# [Stated goal]
Work out the number of lines with "queso" in them. Reply with that number and no other words.

# [Dataset entries]
========
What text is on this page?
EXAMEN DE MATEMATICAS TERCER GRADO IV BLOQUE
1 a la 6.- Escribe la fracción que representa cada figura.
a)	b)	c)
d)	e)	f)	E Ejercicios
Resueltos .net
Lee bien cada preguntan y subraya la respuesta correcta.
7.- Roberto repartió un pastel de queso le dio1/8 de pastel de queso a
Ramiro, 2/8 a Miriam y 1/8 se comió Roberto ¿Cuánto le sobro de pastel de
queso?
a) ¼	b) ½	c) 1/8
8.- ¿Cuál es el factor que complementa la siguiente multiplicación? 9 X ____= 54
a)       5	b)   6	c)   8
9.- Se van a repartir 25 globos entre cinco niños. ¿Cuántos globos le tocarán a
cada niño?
========
# [Answer to the problem]
2